[Set task]: From the entries below, copy out every line with "name" in it.
┌──
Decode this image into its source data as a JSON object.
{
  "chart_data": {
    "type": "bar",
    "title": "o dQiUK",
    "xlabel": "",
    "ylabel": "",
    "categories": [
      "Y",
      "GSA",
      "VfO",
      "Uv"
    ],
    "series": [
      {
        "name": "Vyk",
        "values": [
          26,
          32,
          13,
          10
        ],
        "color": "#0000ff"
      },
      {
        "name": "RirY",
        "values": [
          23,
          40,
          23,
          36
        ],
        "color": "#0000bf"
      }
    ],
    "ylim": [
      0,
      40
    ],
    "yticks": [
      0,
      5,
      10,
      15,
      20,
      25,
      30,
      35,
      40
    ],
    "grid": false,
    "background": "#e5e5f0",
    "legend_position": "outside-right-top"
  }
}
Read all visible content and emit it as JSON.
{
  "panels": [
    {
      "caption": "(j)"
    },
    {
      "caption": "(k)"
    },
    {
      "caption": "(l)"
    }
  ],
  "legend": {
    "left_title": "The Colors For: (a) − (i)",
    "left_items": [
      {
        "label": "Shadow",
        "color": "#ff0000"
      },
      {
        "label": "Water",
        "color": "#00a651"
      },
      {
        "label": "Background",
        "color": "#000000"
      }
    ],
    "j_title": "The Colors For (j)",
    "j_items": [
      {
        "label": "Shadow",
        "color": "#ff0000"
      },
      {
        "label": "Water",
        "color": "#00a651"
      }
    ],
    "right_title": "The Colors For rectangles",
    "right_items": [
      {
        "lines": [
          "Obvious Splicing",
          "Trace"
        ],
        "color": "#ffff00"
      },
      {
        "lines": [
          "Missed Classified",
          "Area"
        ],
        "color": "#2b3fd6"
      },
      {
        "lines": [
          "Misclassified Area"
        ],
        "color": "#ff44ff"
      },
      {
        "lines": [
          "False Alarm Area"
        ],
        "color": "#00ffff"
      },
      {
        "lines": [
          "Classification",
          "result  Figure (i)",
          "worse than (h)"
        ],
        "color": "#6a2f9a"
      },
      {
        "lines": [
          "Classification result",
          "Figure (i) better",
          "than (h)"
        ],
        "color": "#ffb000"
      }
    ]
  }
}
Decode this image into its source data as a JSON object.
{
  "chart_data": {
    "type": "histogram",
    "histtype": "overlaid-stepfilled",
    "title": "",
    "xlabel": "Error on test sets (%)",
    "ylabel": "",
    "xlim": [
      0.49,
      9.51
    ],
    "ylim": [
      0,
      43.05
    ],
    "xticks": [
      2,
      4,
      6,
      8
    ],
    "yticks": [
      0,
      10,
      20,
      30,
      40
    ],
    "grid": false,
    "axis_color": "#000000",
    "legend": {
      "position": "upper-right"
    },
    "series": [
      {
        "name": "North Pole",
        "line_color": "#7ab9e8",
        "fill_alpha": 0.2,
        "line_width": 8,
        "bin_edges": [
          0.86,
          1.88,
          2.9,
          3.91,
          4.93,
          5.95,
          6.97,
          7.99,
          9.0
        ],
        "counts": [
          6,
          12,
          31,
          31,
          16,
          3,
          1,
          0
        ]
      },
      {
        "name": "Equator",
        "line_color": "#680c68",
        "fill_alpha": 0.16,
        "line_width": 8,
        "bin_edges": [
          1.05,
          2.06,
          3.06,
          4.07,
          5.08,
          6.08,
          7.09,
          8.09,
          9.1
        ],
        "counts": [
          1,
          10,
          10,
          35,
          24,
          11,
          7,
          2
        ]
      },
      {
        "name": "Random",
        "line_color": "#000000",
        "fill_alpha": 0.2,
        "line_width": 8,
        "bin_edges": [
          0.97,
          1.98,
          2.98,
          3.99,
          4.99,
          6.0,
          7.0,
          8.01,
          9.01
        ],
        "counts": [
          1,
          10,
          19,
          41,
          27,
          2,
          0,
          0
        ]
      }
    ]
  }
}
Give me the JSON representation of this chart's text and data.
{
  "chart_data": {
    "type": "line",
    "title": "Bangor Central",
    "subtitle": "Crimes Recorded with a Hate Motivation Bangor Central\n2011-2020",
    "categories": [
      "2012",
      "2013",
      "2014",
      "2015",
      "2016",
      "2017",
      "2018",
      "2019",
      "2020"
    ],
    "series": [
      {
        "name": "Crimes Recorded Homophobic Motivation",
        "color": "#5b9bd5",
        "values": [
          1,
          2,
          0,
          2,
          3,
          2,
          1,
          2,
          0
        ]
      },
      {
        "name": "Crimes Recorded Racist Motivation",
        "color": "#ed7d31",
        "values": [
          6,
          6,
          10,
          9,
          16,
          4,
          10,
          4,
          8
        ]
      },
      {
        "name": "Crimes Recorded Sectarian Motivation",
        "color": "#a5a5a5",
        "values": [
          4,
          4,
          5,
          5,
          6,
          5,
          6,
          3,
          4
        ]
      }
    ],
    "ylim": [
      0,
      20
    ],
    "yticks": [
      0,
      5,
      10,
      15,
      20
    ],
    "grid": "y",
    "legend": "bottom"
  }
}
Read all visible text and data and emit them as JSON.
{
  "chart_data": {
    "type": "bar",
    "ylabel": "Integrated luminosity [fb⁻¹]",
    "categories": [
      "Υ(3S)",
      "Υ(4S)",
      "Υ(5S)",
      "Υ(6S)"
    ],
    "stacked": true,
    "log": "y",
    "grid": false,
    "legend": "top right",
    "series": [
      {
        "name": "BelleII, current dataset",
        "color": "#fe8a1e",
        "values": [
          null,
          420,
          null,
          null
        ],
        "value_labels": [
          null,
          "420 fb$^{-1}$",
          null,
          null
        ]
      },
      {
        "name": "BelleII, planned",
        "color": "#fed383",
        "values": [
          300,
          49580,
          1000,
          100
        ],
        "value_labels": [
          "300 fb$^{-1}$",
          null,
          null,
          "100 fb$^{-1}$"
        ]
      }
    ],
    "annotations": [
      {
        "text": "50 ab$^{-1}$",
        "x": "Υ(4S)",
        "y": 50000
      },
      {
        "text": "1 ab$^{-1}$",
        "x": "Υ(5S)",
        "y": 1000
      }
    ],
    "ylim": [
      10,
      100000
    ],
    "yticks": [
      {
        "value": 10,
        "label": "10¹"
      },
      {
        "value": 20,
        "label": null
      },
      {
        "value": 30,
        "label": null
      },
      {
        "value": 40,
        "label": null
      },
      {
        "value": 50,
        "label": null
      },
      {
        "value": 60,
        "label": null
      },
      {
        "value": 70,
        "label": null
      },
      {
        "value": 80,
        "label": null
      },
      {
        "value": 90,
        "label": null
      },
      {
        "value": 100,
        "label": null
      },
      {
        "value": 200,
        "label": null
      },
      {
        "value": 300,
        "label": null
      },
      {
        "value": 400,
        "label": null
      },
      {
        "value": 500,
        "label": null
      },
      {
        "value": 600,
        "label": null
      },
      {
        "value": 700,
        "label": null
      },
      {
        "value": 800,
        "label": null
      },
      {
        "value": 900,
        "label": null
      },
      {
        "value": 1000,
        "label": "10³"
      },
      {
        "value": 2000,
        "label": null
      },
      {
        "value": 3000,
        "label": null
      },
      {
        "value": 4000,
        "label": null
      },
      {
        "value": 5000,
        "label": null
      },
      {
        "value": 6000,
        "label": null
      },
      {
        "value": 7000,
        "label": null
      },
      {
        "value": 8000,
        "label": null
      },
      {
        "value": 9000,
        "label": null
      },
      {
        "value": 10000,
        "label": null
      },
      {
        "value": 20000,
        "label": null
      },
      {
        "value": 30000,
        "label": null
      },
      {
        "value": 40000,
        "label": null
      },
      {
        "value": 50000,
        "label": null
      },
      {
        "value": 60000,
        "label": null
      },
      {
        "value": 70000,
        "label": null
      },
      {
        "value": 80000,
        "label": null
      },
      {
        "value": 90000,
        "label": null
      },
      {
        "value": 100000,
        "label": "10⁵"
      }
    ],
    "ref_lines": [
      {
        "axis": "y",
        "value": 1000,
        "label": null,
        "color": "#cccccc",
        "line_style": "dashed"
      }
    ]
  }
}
└──
[Output for this exercise]:
        "name": "Vyk",
        "name": "RirY",
        "name": "North Pole",
        "name": "Equator",
        "name": "Random",
        "name": "Crimes Recorded Homophobic Motivation",
        "name": "Crimes Recorded Racist Motivation",
        "name": "Crimes Recorded Sectarian Motivation",
        "name": "BelleII, current dataset",
        "name": "BelleII, planned",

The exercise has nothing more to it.